Objective: Copy out verbatim the items from the line containing "data-point bbox=[269, 88, 276, 95]" through the line containing "data-point bbox=[548, 88, 555, 95]".

Item position entries
◆ ◆ ◆
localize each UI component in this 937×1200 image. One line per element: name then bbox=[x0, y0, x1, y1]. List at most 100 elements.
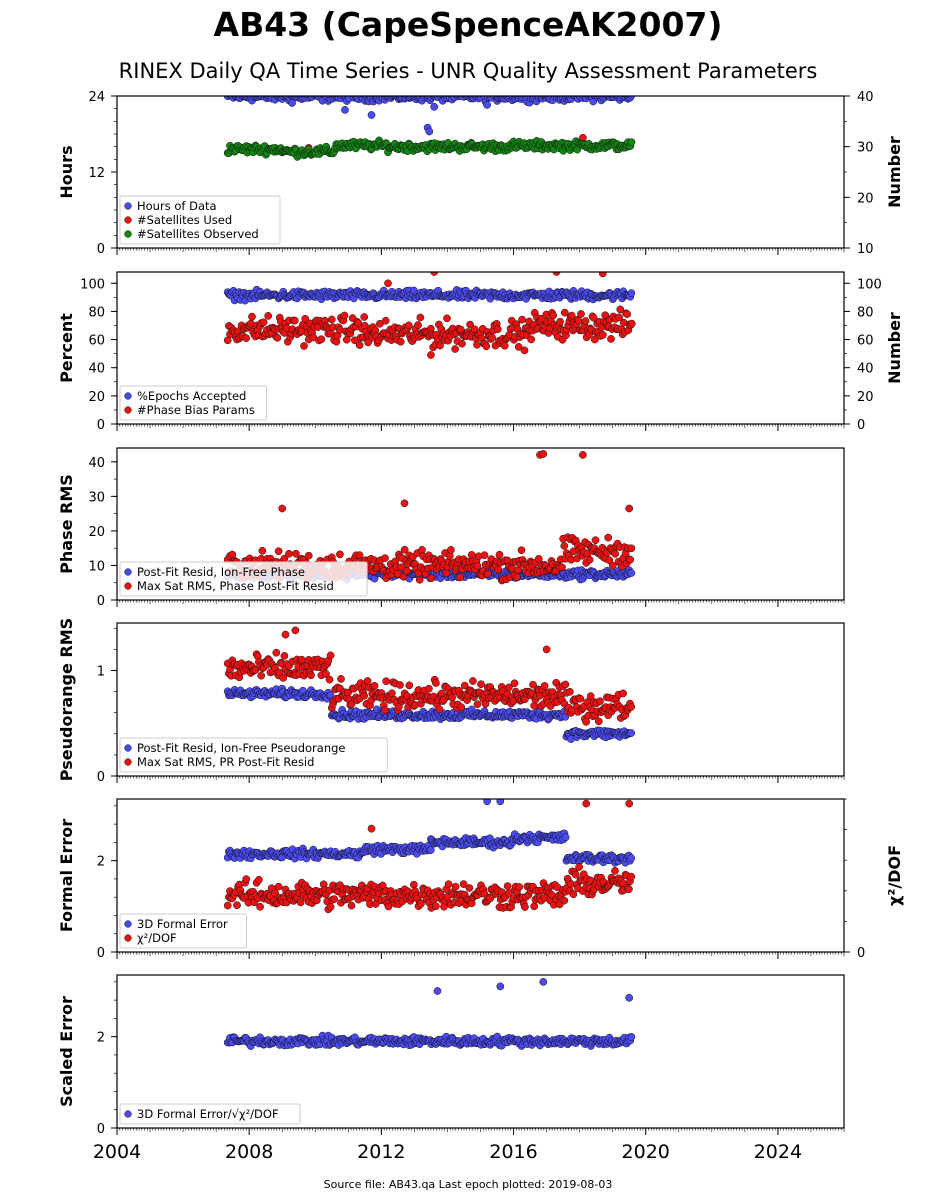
data-point bbox=[269, 88, 276, 95]
markers-panel-4 bbox=[223, 626, 636, 743]
data-point bbox=[272, 648, 281, 657]
panel-3: 0 10 20 30 40 Phase RMS Post-Fit Resid, Ion-Fr… bbox=[57, 447, 845, 609]
data-point bbox=[404, 321, 413, 330]
data-point bbox=[451, 345, 459, 353]
data-point bbox=[274, 882, 283, 891]
data-point bbox=[292, 549, 300, 558]
y2-axis-label: Number bbox=[885, 136, 904, 208]
legend-marker bbox=[124, 216, 132, 224]
y-tick-label: 20 bbox=[88, 525, 105, 540]
legend-entry: #Phase Bias Params bbox=[137, 403, 255, 417]
data-point bbox=[381, 706, 389, 714]
panel-4: 0 1 Pseudorange RMS Post-Fit Resid, Ion-Fre… bbox=[57, 618, 845, 785]
data-point bbox=[290, 316, 299, 325]
data-point bbox=[332, 337, 341, 346]
y-tick-label: 0 bbox=[97, 418, 105, 433]
data-point bbox=[521, 903, 529, 911]
data-point bbox=[607, 335, 615, 343]
data-point bbox=[279, 674, 288, 682]
y-tick-label: 10 bbox=[88, 559, 105, 574]
data-point bbox=[527, 335, 536, 344]
legend-box bbox=[119, 385, 268, 421]
data-point-outlier bbox=[496, 799, 505, 806]
data-point bbox=[619, 689, 627, 698]
data-point bbox=[307, 671, 315, 680]
data-point bbox=[275, 668, 284, 677]
x-axis-panel-5 bbox=[116, 952, 845, 959]
data-point bbox=[520, 346, 529, 355]
legend-panel-4: Post-Fit Resid, Ion-Free PseudorangeMax … bbox=[119, 737, 388, 773]
data-point bbox=[410, 880, 418, 889]
data-point bbox=[360, 313, 369, 321]
data-point bbox=[548, 88, 555, 95]
legend-entry: Post-Fit Resid, Ion-Free Phase bbox=[137, 565, 305, 579]
data-point bbox=[274, 547, 283, 556]
data-point bbox=[627, 703, 636, 711]
data-point bbox=[360, 96, 362, 97]
legend-marker bbox=[124, 744, 132, 752]
data-point bbox=[399, 572, 408, 581]
data-point bbox=[480, 551, 489, 560]
data-point bbox=[256, 902, 264, 911]
y-axis-right-panel-1: 10 20 30 40 Number bbox=[844, 90, 904, 257]
data-point bbox=[490, 88, 497, 95]
data-point bbox=[482, 342, 491, 351]
legend-entry: Max Sat RMS, Phase Post-Fit Resid bbox=[137, 579, 334, 593]
data-point bbox=[340, 311, 349, 320]
data-point-outlier bbox=[427, 351, 435, 359]
legend-entry: %Epochs Accepted bbox=[137, 389, 246, 403]
data-point bbox=[456, 573, 465, 582]
data-point bbox=[427, 574, 436, 583]
data-point bbox=[493, 325, 502, 334]
y-tick-label: 0 bbox=[97, 242, 105, 257]
legend-marker bbox=[124, 406, 132, 414]
data-point bbox=[561, 833, 570, 842]
data-point bbox=[233, 901, 241, 910]
data-point bbox=[273, 333, 282, 342]
y2-tick-label: 40 bbox=[857, 90, 874, 105]
data-point bbox=[248, 312, 256, 321]
data-point bbox=[616, 305, 625, 314]
data-point-outlier bbox=[278, 504, 287, 513]
data-point bbox=[627, 319, 636, 328]
data-point bbox=[395, 702, 403, 711]
data-point bbox=[355, 341, 364, 349]
data-point-outlier bbox=[281, 630, 290, 639]
data-point bbox=[575, 863, 583, 871]
data-point bbox=[500, 341, 509, 350]
data-point-outlier bbox=[364, 338, 372, 347]
data-point bbox=[513, 573, 521, 581]
data-point bbox=[495, 550, 504, 559]
y-tick-label: 30 bbox=[88, 490, 105, 505]
series-1-1 bbox=[223, 88, 636, 136]
data-point bbox=[336, 88, 343, 95]
legend-marker bbox=[124, 568, 132, 576]
data-point bbox=[627, 854, 636, 862]
data-point bbox=[510, 679, 519, 688]
data-point bbox=[443, 314, 451, 323]
y-axis-left-panel-4: 0 1 Pseudorange RMS bbox=[57, 618, 117, 785]
y-axis-left-panel-1: 0 12 24 Hours bbox=[57, 90, 117, 257]
data-point bbox=[436, 341, 444, 350]
legend-marker bbox=[124, 758, 132, 766]
y2-tick-label: 60 bbox=[857, 334, 874, 349]
data-point bbox=[466, 320, 474, 329]
data-point bbox=[477, 680, 485, 689]
legend-marker bbox=[124, 582, 132, 590]
data-point bbox=[325, 675, 334, 684]
data-point bbox=[382, 677, 391, 686]
data-point bbox=[397, 563, 406, 572]
data-point bbox=[442, 569, 451, 577]
markers-panel-2 bbox=[223, 272, 636, 359]
y2-tick-label: 30 bbox=[857, 141, 874, 156]
data-point bbox=[405, 681, 414, 690]
data-point-outlier bbox=[579, 451, 587, 459]
data-point bbox=[435, 705, 444, 714]
y-tick-label: 20 bbox=[88, 390, 105, 405]
legend-box bbox=[119, 195, 281, 245]
series-4-2 bbox=[223, 626, 636, 726]
data-point-outlier bbox=[582, 799, 591, 808]
data-point bbox=[590, 335, 599, 344]
data-point-outlier bbox=[430, 272, 439, 276]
◆ ◆ ◆
The output:
data-point bbox=[269, 88, 276, 95]
markers-panel-4 bbox=[223, 626, 636, 743]
data-point bbox=[272, 648, 281, 657]
panel-3: 0 10 20 30 40 Phase RMS Post-Fit Resid, Ion-Fr… bbox=[57, 447, 845, 609]
data-point bbox=[404, 321, 413, 330]
data-point bbox=[451, 345, 459, 353]
data-point bbox=[274, 882, 283, 891]
data-point bbox=[292, 549, 300, 558]
y2-axis-label: Number bbox=[885, 136, 904, 208]
legend-marker bbox=[124, 216, 132, 224]
y-tick-label: 20 bbox=[88, 525, 105, 540]
legend-entry: #Phase Bias Params bbox=[137, 403, 255, 417]
data-point bbox=[381, 706, 389, 714]
panel-4: 0 1 Pseudorange RMS Post-Fit Resid, Ion-Fre… bbox=[57, 618, 845, 785]
data-point bbox=[290, 316, 299, 325]
data-point bbox=[332, 337, 341, 346]
y-tick-label: 0 bbox=[97, 418, 105, 433]
data-point bbox=[521, 903, 529, 911]
data-point bbox=[607, 335, 615, 343]
data-point bbox=[279, 674, 288, 682]
y-tick-label: 10 bbox=[88, 559, 105, 574]
data-point bbox=[527, 335, 536, 344]
legend-box bbox=[119, 385, 268, 421]
data-point-outlier bbox=[496, 799, 505, 806]
data-point bbox=[619, 689, 627, 698]
data-point bbox=[307, 671, 315, 680]
data-point bbox=[275, 668, 284, 677]
x-axis-panel-5 bbox=[116, 952, 845, 959]
data-point bbox=[520, 346, 529, 355]
legend-panel-4: Post-Fit Resid, Ion-Free PseudorangeMax … bbox=[119, 737, 388, 773]
data-point bbox=[410, 880, 418, 889]
data-point bbox=[360, 313, 369, 321]
data-point bbox=[548, 88, 555, 95]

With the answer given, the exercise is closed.